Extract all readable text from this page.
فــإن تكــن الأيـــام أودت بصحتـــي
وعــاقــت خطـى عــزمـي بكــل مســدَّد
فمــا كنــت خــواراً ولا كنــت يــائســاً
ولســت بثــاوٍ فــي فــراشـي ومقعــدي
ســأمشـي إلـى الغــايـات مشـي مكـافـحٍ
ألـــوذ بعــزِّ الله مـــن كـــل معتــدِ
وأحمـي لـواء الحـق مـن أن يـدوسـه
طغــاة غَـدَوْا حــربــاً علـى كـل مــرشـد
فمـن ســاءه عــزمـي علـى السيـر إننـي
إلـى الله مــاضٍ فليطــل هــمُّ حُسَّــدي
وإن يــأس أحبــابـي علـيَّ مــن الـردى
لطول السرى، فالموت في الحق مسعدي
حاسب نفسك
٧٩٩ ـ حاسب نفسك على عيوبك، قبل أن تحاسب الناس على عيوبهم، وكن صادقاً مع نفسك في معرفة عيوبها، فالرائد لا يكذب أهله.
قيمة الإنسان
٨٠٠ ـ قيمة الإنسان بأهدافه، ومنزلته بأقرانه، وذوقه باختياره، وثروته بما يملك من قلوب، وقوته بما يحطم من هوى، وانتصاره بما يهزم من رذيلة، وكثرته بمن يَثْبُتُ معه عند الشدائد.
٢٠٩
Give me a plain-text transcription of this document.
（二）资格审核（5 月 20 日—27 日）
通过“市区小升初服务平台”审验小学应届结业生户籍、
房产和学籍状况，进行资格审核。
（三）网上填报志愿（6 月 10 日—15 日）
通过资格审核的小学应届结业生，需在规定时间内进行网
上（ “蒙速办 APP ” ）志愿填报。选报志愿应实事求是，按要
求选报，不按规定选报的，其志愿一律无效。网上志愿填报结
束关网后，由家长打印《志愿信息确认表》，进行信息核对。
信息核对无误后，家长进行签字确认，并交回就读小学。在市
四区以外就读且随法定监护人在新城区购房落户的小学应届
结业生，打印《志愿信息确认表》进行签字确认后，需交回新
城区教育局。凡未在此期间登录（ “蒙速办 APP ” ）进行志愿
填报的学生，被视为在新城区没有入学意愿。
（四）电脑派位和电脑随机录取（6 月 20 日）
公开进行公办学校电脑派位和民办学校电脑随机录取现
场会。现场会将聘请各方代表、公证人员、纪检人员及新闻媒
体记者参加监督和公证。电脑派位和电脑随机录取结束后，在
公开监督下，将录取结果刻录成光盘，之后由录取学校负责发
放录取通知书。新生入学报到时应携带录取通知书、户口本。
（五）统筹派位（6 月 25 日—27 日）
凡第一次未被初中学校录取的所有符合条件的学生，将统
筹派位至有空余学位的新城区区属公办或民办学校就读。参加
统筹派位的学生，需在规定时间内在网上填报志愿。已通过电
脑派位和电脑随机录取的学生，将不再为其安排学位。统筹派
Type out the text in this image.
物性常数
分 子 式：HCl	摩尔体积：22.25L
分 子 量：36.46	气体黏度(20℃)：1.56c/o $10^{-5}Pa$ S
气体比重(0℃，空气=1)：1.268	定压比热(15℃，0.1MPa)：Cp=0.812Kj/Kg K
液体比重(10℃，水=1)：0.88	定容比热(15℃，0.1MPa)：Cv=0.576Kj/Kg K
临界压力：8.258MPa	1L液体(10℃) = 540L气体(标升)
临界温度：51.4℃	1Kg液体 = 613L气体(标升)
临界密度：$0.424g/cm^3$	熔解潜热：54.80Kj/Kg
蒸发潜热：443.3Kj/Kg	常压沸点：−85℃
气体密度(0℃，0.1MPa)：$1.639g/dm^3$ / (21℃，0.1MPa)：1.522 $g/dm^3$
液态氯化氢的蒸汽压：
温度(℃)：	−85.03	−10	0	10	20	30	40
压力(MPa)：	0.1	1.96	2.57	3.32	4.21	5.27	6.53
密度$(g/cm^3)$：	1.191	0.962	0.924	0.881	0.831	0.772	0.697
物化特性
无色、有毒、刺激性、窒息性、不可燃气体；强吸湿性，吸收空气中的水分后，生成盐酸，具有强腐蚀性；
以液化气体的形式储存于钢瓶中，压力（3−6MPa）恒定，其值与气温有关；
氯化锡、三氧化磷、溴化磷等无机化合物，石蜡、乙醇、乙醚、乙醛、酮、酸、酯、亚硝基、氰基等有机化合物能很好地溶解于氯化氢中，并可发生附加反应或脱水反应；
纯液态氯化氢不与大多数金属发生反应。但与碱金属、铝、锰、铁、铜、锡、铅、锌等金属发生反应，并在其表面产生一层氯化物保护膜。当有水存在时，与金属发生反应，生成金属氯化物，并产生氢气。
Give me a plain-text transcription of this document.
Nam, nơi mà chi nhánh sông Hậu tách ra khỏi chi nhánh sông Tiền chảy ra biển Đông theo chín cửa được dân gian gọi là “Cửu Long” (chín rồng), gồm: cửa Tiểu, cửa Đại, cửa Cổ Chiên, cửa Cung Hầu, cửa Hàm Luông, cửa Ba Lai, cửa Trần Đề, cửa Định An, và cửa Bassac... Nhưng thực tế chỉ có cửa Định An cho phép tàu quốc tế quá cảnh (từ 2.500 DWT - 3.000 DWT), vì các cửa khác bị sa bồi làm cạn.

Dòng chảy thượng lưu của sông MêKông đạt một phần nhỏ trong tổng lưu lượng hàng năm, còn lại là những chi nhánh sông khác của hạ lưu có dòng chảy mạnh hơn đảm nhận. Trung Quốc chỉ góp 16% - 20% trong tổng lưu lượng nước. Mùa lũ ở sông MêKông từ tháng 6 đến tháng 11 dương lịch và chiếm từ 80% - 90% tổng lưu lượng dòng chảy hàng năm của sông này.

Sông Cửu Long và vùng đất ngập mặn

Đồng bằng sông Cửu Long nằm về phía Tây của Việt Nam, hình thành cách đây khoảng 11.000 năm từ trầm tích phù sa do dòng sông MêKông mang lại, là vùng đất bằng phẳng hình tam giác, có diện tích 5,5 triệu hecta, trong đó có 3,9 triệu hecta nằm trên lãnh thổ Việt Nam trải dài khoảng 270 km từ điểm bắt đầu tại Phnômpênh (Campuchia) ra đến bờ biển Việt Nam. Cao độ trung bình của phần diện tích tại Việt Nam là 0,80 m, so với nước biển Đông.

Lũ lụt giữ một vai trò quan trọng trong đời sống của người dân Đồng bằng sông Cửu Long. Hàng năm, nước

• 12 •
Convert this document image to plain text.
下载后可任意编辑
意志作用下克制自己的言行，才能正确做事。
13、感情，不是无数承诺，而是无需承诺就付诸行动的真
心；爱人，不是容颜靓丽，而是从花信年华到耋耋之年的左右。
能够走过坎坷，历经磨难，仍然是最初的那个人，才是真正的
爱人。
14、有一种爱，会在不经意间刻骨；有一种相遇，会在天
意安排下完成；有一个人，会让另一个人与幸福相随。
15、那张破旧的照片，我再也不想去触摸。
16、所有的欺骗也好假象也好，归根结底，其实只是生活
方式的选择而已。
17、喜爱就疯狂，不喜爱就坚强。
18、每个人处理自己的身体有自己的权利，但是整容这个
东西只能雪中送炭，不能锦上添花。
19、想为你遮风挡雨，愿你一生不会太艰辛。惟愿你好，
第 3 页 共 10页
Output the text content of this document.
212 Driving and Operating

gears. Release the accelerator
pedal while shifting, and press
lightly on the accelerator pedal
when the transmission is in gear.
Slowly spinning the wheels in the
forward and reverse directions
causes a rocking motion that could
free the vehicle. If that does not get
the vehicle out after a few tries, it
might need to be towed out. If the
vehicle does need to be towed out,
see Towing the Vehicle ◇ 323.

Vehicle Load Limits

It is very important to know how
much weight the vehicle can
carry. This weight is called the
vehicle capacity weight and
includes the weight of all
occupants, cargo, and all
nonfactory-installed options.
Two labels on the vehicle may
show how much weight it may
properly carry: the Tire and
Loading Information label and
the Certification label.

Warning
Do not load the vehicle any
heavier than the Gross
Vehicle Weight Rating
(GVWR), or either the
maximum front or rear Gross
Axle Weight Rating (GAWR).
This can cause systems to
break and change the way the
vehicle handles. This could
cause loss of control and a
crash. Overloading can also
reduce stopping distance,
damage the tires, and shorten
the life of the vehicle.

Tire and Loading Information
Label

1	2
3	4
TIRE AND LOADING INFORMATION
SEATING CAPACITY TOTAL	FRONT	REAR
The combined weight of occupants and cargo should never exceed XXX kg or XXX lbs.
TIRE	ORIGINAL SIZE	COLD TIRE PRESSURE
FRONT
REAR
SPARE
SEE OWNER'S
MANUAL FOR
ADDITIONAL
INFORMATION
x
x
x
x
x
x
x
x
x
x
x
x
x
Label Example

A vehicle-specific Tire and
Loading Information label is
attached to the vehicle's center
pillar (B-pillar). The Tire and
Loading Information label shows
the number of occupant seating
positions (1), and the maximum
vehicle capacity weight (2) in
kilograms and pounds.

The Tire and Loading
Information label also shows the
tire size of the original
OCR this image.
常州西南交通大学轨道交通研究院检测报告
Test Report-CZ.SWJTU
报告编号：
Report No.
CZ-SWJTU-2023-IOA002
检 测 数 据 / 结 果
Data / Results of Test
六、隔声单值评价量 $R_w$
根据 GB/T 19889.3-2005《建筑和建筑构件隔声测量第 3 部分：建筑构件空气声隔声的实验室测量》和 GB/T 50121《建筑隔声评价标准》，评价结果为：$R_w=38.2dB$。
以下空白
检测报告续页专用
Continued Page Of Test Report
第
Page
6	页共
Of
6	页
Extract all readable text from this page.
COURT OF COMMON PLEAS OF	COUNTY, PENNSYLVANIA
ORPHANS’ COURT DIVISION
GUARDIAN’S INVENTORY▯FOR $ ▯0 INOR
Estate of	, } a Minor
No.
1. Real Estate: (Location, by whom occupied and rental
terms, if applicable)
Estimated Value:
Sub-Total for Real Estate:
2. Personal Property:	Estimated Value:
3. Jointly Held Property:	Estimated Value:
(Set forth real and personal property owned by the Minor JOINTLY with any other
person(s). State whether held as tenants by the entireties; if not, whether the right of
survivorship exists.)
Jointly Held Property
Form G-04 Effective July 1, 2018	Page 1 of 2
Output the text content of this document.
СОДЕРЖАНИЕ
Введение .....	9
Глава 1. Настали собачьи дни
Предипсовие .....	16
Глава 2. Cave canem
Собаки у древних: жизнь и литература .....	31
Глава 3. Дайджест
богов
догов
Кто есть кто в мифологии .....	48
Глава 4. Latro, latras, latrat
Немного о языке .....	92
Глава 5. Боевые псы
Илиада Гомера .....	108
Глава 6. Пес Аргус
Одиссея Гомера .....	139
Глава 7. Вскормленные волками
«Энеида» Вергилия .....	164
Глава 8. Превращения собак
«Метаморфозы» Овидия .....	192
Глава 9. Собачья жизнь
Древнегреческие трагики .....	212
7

══════

### INSTRUCTION
Copy all lines from the material that include "does".

### WRITTEN SOLUTION
free the vehicle. If that does not get
vehicle does need to be towed out,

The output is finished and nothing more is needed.